### [Aim of the exercise]
Count how many lines of the data include "text". The answer is that number and nothing else.

### [Records from a data collection]
+++++

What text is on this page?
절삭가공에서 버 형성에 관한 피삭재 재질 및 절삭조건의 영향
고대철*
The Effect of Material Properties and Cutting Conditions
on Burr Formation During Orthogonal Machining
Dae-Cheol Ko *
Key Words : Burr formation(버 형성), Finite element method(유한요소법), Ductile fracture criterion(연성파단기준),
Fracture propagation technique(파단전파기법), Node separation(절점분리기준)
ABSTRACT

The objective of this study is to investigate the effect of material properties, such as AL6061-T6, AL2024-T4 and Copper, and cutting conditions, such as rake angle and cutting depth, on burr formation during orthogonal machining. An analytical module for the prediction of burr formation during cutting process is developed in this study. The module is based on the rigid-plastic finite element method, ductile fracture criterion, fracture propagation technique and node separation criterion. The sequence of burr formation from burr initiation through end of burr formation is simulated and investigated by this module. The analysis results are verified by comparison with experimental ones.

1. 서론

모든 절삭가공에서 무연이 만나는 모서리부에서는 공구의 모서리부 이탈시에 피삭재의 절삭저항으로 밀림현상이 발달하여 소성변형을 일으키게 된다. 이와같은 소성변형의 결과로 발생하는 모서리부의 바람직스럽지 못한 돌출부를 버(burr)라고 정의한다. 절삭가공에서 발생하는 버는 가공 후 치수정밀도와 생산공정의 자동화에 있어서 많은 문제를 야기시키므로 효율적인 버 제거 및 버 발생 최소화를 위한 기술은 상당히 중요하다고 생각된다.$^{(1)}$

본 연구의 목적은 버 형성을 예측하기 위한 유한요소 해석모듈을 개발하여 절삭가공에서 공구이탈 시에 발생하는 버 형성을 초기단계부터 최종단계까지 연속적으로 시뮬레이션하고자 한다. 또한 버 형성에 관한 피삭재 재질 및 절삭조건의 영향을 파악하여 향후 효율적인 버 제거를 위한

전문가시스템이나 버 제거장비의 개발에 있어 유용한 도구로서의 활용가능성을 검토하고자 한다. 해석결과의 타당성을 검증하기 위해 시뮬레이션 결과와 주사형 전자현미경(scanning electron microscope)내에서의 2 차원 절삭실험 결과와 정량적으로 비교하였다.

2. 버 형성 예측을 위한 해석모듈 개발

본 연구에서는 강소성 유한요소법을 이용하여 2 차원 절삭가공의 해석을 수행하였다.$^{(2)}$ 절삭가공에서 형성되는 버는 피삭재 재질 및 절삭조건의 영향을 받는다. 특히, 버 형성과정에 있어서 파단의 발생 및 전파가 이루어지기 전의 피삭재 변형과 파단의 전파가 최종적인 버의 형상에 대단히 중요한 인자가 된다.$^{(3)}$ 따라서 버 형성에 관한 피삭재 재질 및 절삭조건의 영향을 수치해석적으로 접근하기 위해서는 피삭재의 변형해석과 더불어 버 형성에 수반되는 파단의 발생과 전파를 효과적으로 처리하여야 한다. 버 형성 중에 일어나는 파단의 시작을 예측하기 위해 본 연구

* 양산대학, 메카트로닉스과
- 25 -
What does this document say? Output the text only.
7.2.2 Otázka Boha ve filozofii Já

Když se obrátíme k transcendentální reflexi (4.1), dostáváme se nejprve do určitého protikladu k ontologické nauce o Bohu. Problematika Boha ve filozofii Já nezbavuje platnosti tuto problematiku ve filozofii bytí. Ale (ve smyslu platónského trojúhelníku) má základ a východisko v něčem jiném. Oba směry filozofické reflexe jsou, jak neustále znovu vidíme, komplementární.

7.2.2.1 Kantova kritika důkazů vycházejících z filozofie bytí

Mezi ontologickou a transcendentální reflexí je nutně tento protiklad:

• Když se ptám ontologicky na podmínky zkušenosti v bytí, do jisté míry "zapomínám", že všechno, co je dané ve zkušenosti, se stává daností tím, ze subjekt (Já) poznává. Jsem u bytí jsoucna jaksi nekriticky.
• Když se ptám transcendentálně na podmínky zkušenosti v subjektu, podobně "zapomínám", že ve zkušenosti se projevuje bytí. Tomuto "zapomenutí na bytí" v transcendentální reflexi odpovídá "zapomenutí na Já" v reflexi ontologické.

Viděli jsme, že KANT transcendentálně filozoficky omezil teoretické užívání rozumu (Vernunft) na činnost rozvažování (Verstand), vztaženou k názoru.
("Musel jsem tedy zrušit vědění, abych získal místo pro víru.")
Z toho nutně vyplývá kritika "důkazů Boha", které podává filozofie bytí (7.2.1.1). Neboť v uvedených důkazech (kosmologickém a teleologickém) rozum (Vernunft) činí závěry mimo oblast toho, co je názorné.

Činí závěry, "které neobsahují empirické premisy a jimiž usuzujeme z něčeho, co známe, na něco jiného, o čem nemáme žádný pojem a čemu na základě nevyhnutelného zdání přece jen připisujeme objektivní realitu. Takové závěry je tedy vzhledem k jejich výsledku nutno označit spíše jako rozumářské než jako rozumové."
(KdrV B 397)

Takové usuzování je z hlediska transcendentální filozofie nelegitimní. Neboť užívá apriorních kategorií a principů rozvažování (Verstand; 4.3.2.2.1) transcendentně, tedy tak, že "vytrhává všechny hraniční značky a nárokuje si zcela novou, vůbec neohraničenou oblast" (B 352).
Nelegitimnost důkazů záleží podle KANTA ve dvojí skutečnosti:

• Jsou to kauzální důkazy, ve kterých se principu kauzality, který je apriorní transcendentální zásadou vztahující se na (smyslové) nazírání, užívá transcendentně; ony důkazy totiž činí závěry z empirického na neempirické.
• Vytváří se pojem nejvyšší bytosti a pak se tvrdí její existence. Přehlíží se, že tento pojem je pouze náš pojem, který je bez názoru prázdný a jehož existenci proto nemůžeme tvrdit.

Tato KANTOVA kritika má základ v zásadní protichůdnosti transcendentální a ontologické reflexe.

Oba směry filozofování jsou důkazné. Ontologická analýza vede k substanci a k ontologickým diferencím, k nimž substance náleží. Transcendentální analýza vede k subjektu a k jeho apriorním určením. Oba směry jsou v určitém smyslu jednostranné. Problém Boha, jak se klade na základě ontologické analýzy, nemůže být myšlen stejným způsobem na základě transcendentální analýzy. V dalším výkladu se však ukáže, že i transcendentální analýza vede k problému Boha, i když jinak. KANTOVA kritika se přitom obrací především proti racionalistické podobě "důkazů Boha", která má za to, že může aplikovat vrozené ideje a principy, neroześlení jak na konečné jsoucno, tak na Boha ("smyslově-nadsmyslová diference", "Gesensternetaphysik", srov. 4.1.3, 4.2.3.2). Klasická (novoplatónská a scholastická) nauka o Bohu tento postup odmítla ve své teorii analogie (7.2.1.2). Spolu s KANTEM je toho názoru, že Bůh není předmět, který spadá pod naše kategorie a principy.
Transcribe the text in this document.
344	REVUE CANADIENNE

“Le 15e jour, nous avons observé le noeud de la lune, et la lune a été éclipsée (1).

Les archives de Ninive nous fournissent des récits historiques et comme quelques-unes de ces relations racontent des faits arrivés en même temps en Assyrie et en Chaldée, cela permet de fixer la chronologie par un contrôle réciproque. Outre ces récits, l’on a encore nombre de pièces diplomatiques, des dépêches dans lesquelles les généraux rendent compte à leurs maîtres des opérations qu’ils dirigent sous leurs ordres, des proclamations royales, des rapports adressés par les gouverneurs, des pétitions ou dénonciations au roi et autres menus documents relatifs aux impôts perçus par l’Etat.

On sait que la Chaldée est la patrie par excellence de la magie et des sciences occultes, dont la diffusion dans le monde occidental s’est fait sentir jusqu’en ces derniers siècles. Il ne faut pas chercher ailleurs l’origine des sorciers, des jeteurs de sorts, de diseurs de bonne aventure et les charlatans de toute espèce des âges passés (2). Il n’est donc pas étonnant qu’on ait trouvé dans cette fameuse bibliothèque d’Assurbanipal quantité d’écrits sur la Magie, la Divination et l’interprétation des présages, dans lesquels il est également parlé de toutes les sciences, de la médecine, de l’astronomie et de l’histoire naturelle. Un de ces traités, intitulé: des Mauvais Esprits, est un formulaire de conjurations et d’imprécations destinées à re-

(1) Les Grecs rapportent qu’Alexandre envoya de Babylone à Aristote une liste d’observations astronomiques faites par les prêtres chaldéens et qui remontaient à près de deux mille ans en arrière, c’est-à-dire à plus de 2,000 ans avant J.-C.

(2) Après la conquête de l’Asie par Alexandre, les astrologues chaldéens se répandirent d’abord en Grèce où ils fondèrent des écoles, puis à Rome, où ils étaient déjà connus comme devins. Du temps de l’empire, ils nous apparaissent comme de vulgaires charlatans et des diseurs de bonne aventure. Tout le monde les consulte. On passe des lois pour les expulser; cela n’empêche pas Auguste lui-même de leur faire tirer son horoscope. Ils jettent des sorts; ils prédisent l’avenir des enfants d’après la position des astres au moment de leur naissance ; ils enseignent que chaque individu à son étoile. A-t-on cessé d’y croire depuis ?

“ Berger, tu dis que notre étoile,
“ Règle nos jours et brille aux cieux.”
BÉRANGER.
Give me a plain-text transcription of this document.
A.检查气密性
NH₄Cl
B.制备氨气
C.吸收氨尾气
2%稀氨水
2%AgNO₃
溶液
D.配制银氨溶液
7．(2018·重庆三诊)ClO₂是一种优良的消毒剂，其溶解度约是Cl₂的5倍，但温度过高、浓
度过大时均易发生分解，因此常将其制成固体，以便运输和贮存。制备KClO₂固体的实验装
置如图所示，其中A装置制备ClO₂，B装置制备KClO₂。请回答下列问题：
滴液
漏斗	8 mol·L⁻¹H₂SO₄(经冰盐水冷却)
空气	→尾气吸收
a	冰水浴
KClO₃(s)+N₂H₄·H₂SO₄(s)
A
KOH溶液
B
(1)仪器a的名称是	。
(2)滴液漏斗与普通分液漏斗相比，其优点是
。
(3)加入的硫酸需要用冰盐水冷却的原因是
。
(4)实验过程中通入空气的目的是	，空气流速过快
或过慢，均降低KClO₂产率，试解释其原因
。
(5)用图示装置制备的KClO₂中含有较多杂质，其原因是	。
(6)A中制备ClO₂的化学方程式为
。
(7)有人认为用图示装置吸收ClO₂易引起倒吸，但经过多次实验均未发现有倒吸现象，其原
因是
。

+++++

### [Task answer]
4